WHAT YOU HAVE TO DO =>
Repeat the entries word for word, from the start up to and including the line with "Identify all the". Leave the pictures out of your answer.

MATERIALS PROVIDED =>
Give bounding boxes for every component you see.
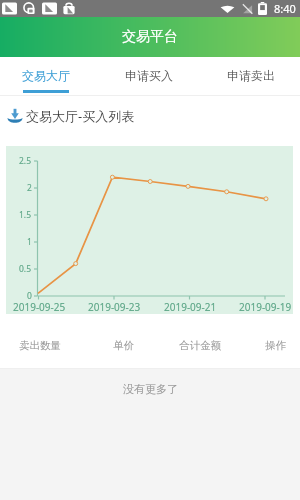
staticText: 卖出数量	[19, 339, 61, 352]
staticText: 2019-09-23	[88, 300, 141, 314]
staticText: 交易大厅	[22, 68, 70, 83]
staticText: 操作	[265, 339, 286, 352]
staticText: 0	[27, 290, 32, 302]
button[interactable]: 交易大厅	[0, 57, 92, 96]
staticText: 2019-09-25	[13, 300, 66, 314]
staticText: 8:40	[274, 1, 296, 16]
staticText: 申请卖出	[227, 68, 275, 83]
staticText: 2	[27, 182, 32, 194]
staticText: 2.5	[19, 155, 32, 167]
staticText: 合计金额	[179, 339, 221, 352]
staticText: 1	[27, 236, 32, 248]
staticText: 没有更多了	[123, 382, 178, 396]
staticText: 1.5	[19, 209, 32, 221]
staticText: 2019-09-21	[164, 300, 217, 314]
staticText: 交易大厅-买入列表	[26, 107, 135, 125]
staticText: 0.5	[19, 263, 32, 275]
button[interactable]: 申请买入	[103, 57, 195, 96]
staticText: 单价	[113, 339, 134, 352]
staticText: 2019-09-19	[239, 300, 292, 314]
staticText: 交易平台	[122, 28, 178, 46]
staticText: 申请买入	[125, 68, 173, 83]
button[interactable]: 申请卖出	[205, 57, 297, 96]
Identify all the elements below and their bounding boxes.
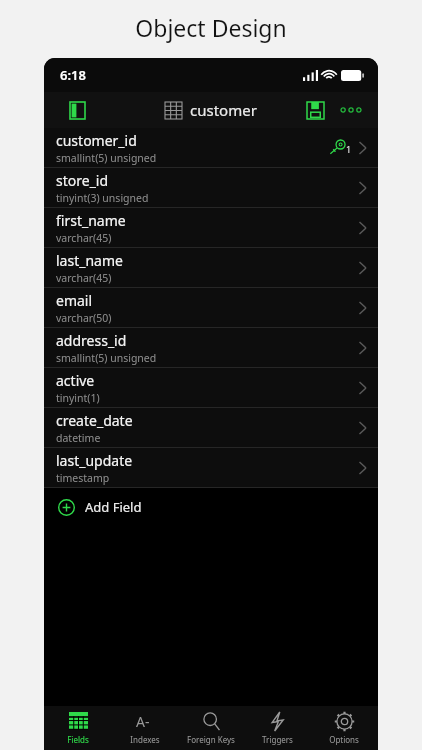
staticText: varchar(45): [56, 271, 112, 285]
staticText: customer: [190, 100, 257, 120]
staticText: last_update: [56, 451, 133, 470]
staticText: Triggers: [262, 734, 293, 745]
staticText: store_id: [56, 171, 109, 190]
staticText: active: [56, 371, 95, 390]
staticText: smallint(5) unsigned: [56, 351, 157, 365]
staticText: 6:18: [60, 66, 86, 84]
button[interactable]: Options: [312, 706, 376, 750]
button[interactable]: store_id: [44, 168, 378, 208]
button[interactable]: customer: [165, 100, 257, 120]
staticText: varchar(45): [56, 231, 112, 245]
button[interactable]: email: [44, 288, 378, 328]
staticText: A-Z: [136, 712, 155, 731]
button[interactable]: Add Field: [58, 488, 378, 526]
staticText: address_id: [56, 331, 127, 350]
staticText: customer_id: [56, 131, 137, 150]
button[interactable]: last_name: [44, 248, 378, 288]
staticText: Add Field: [85, 498, 142, 516]
staticText: Fields: [67, 734, 89, 745]
staticText: first_name: [56, 211, 126, 230]
staticText: smallint(5) unsigned: [56, 151, 157, 165]
staticText: varchar(50): [56, 311, 112, 325]
staticText: tinyint(3) unsigned: [56, 191, 149, 205]
button[interactable]: Save: [302, 97, 328, 123]
button[interactable]: address_id: [44, 328, 378, 368]
button[interactable]: active: [44, 368, 378, 408]
button[interactable]: Fields: [46, 706, 110, 750]
button[interactable]: create_date: [44, 408, 378, 448]
staticText: datetime: [56, 431, 101, 445]
staticText: Options: [329, 734, 359, 745]
staticText: last_name: [56, 251, 123, 270]
staticText: Indexes: [130, 734, 160, 745]
button[interactable]: A-Z: [113, 706, 177, 750]
staticText: 1: [346, 143, 352, 155]
button[interactable]: first_name: [44, 208, 378, 248]
staticText: timestamp: [56, 471, 110, 485]
button[interactable]: Toggle sidebar: [66, 99, 88, 121]
staticText: email: [56, 291, 93, 310]
button[interactable]: More options: [338, 97, 364, 123]
staticText: Object Design: [135, 12, 287, 43]
staticText: tinyint(1): [56, 391, 100, 405]
staticText: Foreign Keys: [187, 734, 235, 745]
button[interactable]: Foreign Keys: [179, 706, 243, 750]
button[interactable]: Triggers: [245, 706, 309, 750]
button[interactable]: last_update: [44, 448, 378, 488]
button[interactable]: customer_id: [44, 128, 378, 168]
staticText: create_date: [56, 411, 133, 430]
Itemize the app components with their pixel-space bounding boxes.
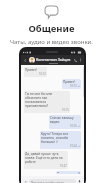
staticText: 10:24 (70, 144, 77, 148)
button[interactable]: Сейчас запишу видео (49, 115, 81, 129)
staticText: Сейчас запишу видео (50, 116, 80, 124)
button[interactable]: Attach (23, 179, 28, 183)
staticText: Привет! (63, 80, 76, 84)
staticText: Ты не мог бы мне объяснить как пользоват… (25, 92, 69, 108)
button[interactable]: Да, давай лучше чуть позже. Ещё есть дел… (24, 151, 68, 169)
button[interactable]: Record voice message (77, 179, 82, 183)
button[interactable]: Привет! (62, 79, 81, 89)
staticText: Договорились! (57, 172, 80, 173)
staticText: Круто! Теперь все понятно, спасибо больш… (41, 132, 80, 144)
button[interactable]: Введите сообщение (29, 179, 76, 183)
button[interactable]: Привет! (24, 67, 47, 77)
button[interactable]: Ты не мог бы мне объяснить как пользоват… (24, 91, 70, 113)
staticText: Привет! (25, 68, 38, 72)
button[interactable]: Круто! Теперь все понятно, спасибо больш… (40, 131, 81, 149)
staticText: Да, давай лучше чуть позже. Ещё есть дел… (25, 152, 67, 164)
button[interactable]: Call (73, 58, 78, 63)
button[interactable]: More options (78, 58, 82, 62)
staticText: Общение (28, 22, 75, 35)
staticText: 10:16 (70, 124, 77, 128)
staticText: 10:13 (70, 84, 77, 88)
staticText: Чаты, аудио и видео звонки. (10, 38, 93, 46)
staticText: 10:12 (39, 72, 46, 76)
staticText: 10:27 (60, 164, 67, 168)
button[interactable]: Contact avatar (29, 57, 35, 63)
staticText: 10:15 (62, 108, 69, 112)
staticText: Введите сообщение (31, 180, 65, 183)
staticText: Константин Зайцев (36, 57, 71, 62)
button[interactable]: Договорились! (56, 171, 81, 174)
button[interactable]: Back (23, 58, 28, 63)
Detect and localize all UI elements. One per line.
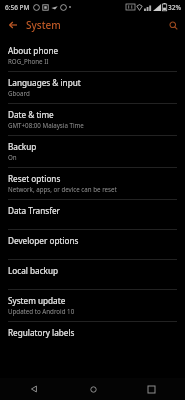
staticText: About phone [8, 45, 59, 56]
button[interactable]: Regulatory labels [0, 322, 185, 351]
button[interactable]: Home [68, 378, 118, 400]
staticText: Data Transfer [8, 205, 60, 216]
staticText: ROG_Phone II [8, 57, 49, 65]
staticText: Date & time [8, 109, 54, 120]
button[interactable]: Recent apps [126, 378, 176, 400]
staticText: GMT+08:00 Malaysia Time [8, 121, 84, 129]
staticText: Gboard [8, 89, 30, 97]
staticText: 32% [168, 3, 181, 12]
staticText: 6:56 PM [5, 3, 30, 12]
button[interactable]: Back [0, 14, 26, 36]
staticText: Developer options [8, 235, 79, 246]
staticText: Reset options [8, 173, 61, 184]
button[interactable]: Languages & input [0, 72, 185, 103]
staticText: Regulatory labels [8, 327, 75, 338]
button[interactable]: Date & time [0, 104, 185, 135]
button[interactable]: Search [161, 14, 185, 36]
staticText: Local backup [8, 265, 59, 276]
staticText: Backup [8, 141, 37, 152]
staticText: On [8, 153, 17, 161]
button[interactable]: Data Transfer [0, 200, 185, 229]
button[interactable]: About phone [0, 40, 185, 71]
staticText: System [26, 18, 61, 32]
button[interactable]: Backup [0, 136, 185, 167]
staticText: Languages & input [8, 77, 81, 88]
button[interactable]: System update [0, 290, 185, 321]
staticText: Network, apps, or device can be reset [8, 185, 117, 193]
staticText: Updated to Android 10 [8, 307, 75, 315]
button[interactable]: Local backup [0, 260, 185, 289]
button[interactable]: Developer options [0, 230, 185, 259]
staticText: System update [8, 295, 66, 306]
button[interactable]: Reset options [0, 168, 185, 199]
button[interactable]: Back [9, 378, 59, 400]
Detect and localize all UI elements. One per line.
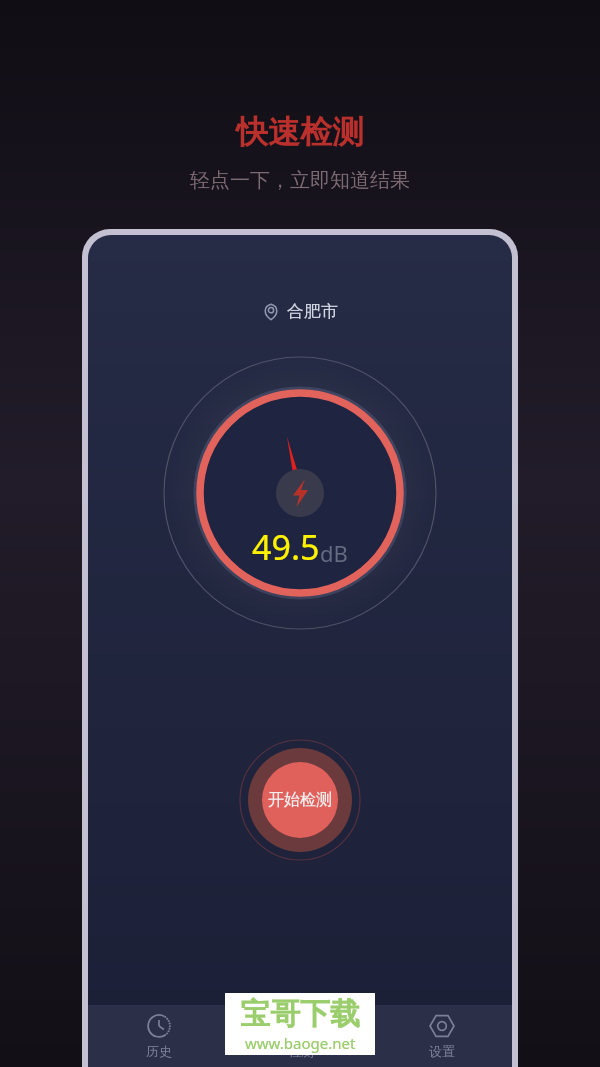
staticText: dB	[320, 538, 348, 568]
button[interactable]: 合肥市	[254, 297, 346, 326]
staticText: 设置	[429, 1043, 455, 1059]
button[interactable]: Detect	[230, 1005, 371, 1067]
staticText: 合肥市	[287, 301, 338, 322]
staticText: 快速检测	[236, 112, 364, 152]
staticText: 轻点一下，立即知道结果	[190, 168, 410, 193]
button[interactable]: 开始检测	[238, 738, 362, 862]
button[interactable]: Settings	[371, 1005, 512, 1067]
staticText: 历史	[146, 1043, 172, 1059]
staticText: 开始检测	[268, 790, 332, 810]
staticText: 检测	[288, 1043, 314, 1059]
staticText: 49.5	[252, 524, 320, 570]
button[interactable]: History	[88, 1005, 230, 1067]
staticText: www.baoge.net	[245, 1033, 356, 1053]
staticText: 宝哥下载	[240, 995, 360, 1033]
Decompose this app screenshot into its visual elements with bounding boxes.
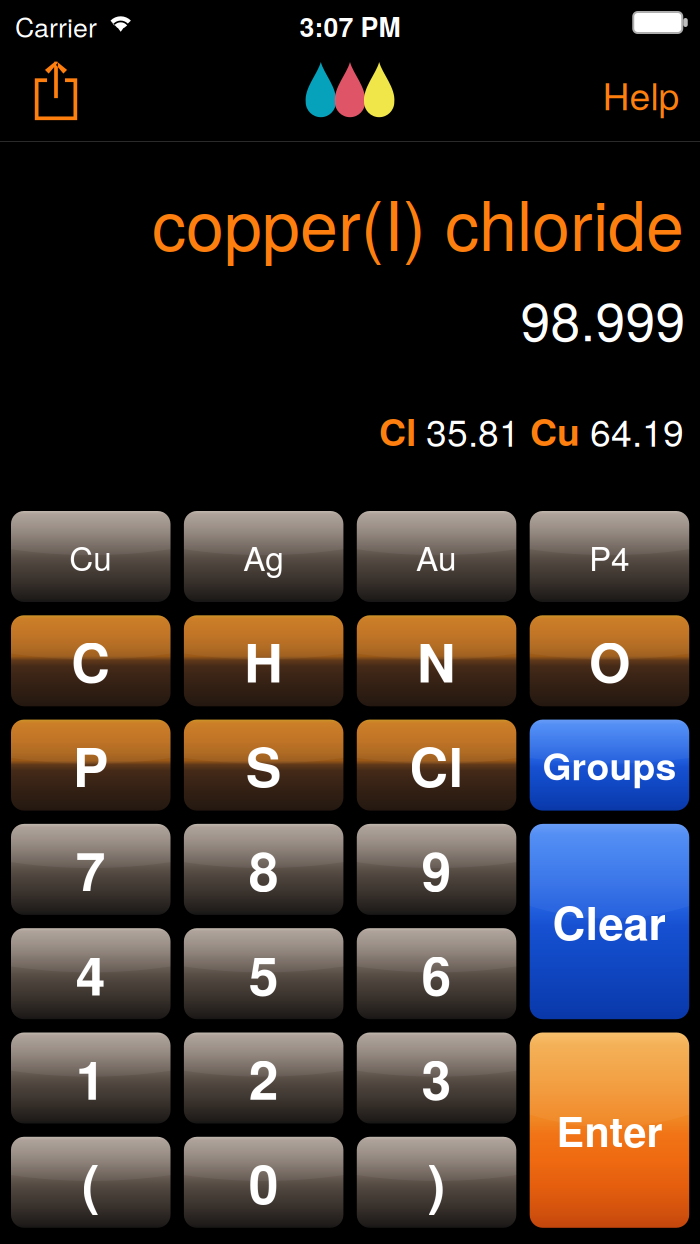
staticText: 3:07 PM (300, 7, 400, 45)
button[interactable]: Ag (184, 511, 343, 602)
button[interactable]: Groups (530, 720, 689, 811)
button[interactable]: Help (550, 49, 680, 139)
staticText: 98.999 (520, 280, 686, 356)
button[interactable]: P4 (530, 511, 689, 602)
staticText: 4 (76, 936, 106, 1012)
staticText: H (244, 623, 283, 699)
button[interactable]: 3 (357, 1032, 516, 1124)
staticText: O (589, 623, 630, 699)
button[interactable]: 2 (184, 1032, 343, 1124)
button[interactable]: O (530, 615, 689, 706)
button[interactable]: ( (11, 1137, 170, 1228)
staticText: Cl (379, 404, 426, 458)
staticText: ( (82, 1144, 100, 1220)
staticText: ) (428, 1144, 446, 1220)
button[interactable]: 8 (184, 824, 343, 915)
staticText: Cu (69, 533, 112, 580)
button[interactable]: Clear (530, 824, 689, 1019)
button[interactable]: N (357, 615, 516, 706)
staticText: Groups (542, 738, 676, 792)
button[interactable]: Cl (357, 720, 516, 811)
staticText: Au (416, 533, 457, 580)
staticText: Cu (530, 404, 590, 458)
staticText: 7 (76, 831, 106, 908)
staticText: 64.19 (590, 404, 684, 458)
button[interactable]: Cu (11, 511, 170, 602)
staticText: P (73, 727, 109, 803)
button[interactable]: 7 (11, 824, 170, 915)
button[interactable]: 6 (357, 928, 516, 1019)
staticText: Carrier (15, 7, 97, 45)
button[interactable]: ) (357, 1137, 516, 1228)
staticText: P4 (589, 533, 630, 580)
button[interactable]: 0 (184, 1137, 343, 1228)
staticText: S (246, 727, 282, 803)
button[interactable]: 5 (184, 928, 343, 1019)
button[interactable]: C (11, 615, 170, 706)
button[interactable]: H (184, 615, 343, 706)
staticText: 9 (422, 831, 452, 908)
staticText: 35.81 (426, 404, 530, 458)
button[interactable]: 9 (357, 824, 516, 915)
staticText: 8 (249, 831, 279, 908)
staticText: 1 (76, 1040, 106, 1116)
staticText: 2 (249, 1040, 279, 1116)
button[interactable]: 1 (11, 1032, 170, 1124)
button[interactable]: 4 (11, 928, 170, 1019)
staticText: C (71, 623, 110, 699)
button[interactable]: Au (357, 511, 516, 602)
staticText: 0 (249, 1144, 279, 1220)
button[interactable]: Enter (530, 1032, 689, 1228)
staticText: Cl (410, 727, 464, 803)
staticText: Ag (243, 533, 284, 580)
button[interactable]: Share (19, 46, 93, 136)
staticText: copper(I) chloride (152, 173, 684, 270)
staticText: N (417, 623, 456, 699)
button[interactable]: P (11, 720, 170, 811)
staticText: 5 (249, 936, 279, 1012)
staticText: Help (602, 67, 680, 121)
staticText: Enter (556, 1101, 662, 1160)
staticText: 3 (422, 1040, 452, 1116)
staticText: 6 (422, 936, 452, 1012)
button[interactable]: S (184, 720, 343, 811)
staticText: Clear (552, 889, 666, 954)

THE REPLY =>
Give bounding boxes for every component you see.
staticText: 卖出数量	[19, 339, 61, 352]
staticText: 2019-09-23	[88, 300, 141, 314]
staticText: 交易大厅	[22, 68, 70, 83]
staticText: 操作	[265, 339, 286, 352]
staticText: 0	[27, 290, 32, 302]
button[interactable]: 交易大厅	[0, 57, 92, 96]
staticText: 2019-09-25	[13, 300, 66, 314]
staticText: 8:40	[274, 1, 296, 16]
staticText: 申请卖出	[227, 68, 275, 83]
staticText: 2	[27, 182, 32, 194]
staticText: 2.5	[19, 155, 32, 167]
staticText: 合计金额	[179, 339, 221, 352]
staticText: 1	[27, 236, 32, 248]
staticText: 没有更多了	[123, 382, 178, 396]
staticText: 1.5	[19, 209, 32, 221]
staticText: 2019-09-21	[164, 300, 217, 314]
staticText: 交易大厅-买入列表	[26, 107, 135, 125]
staticText: 0.5	[19, 263, 32, 275]
button[interactable]: 申请买入	[103, 57, 195, 96]
staticText: 单价	[113, 339, 134, 352]
staticText: 2019-09-19	[239, 300, 292, 314]
staticText: 交易平台	[122, 28, 178, 46]
staticText: 申请买入	[125, 68, 173, 83]
button[interactable]: 申请卖出	[205, 57, 297, 96]
Identify all the elements below and their bounding boxes.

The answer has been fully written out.